Exercise task: From the listing that follows, extract every line and set it down unaltered.

Data for this exercise:
○ ○ ○ ○ ○ ○ ○

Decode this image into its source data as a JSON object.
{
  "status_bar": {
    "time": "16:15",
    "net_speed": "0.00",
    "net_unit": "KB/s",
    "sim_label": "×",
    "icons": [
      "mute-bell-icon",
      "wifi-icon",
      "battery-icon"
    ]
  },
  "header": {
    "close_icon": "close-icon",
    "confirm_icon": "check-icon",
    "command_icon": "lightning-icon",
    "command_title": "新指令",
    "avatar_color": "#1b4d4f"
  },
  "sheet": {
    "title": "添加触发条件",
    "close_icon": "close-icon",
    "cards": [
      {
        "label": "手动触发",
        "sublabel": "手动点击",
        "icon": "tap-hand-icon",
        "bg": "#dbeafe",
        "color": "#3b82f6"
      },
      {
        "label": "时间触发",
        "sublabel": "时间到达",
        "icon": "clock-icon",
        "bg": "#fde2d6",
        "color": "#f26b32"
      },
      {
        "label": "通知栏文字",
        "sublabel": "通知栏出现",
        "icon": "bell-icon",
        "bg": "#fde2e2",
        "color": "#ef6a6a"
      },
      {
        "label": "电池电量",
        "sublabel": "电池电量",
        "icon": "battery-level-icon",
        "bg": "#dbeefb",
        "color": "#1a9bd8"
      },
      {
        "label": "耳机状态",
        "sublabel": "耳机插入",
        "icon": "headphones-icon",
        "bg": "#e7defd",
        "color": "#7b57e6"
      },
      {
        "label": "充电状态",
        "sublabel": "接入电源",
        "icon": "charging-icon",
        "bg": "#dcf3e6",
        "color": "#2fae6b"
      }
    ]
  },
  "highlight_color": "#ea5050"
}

○ ○ ○ ○ ○ ○ ○

Result:
Decode this image into its source data as a JSON object.
{
  "status_bar": {
    "time": "16:15",
    "net_speed": "0.00",
    "net_unit": "KB/s",
    "sim_label": "×",
    "icons": [
      "mute-bell-icon",
      "wifi-icon",
      "battery-icon"
    ]
  },
  "header": {
    "close_icon": "close-icon",
    "confirm_icon": "check-icon",
    "command_icon": "lightning-icon",
    "command_title": "新指令",
    "avatar_color": "#1b4d4f"
  },
  "sheet": {
    "title": "添加触发条件",
    "close_icon": "close-icon",
    "cards": [
      {
        "label": "手动触发",
        "sublabel": "手动点击",
        "icon": "tap-hand-icon",
        "bg": "#dbeafe",
        "color": "#3b82f6"
      },
      {
        "label": "时间触发",
        "sublabel": "时间到达",
        "icon": "clock-icon",
        "bg": "#fde2d6",
        "color": "#f26b32"
      },
      {
        "label": "通知栏文字",
        "sublabel": "通知栏出现",
        "icon": "bell-icon",
        "bg": "#fde2e2",
        "color": "#ef6a6a"
      },
      {
        "label": "电池电量",
        "sublabel": "电池电量",
        "icon": "battery-level-icon",
        "bg": "#dbeefb",
        "color": "#1a9bd8"
      },
      {
        "label": "耳机状态",
        "sublabel": "耳机插入",
        "icon": "headphones-icon",
        "bg": "#e7defd",
        "color": "#7b57e6"
      },
      {
        "label": "充电状态",
        "sublabel": "接入电源",
        "icon": "charging-icon",
        "bg": "#dcf3e6",
        "color": "#2fae6b"
      }
    ]
  },
  "highlight_color": "#ea5050"
}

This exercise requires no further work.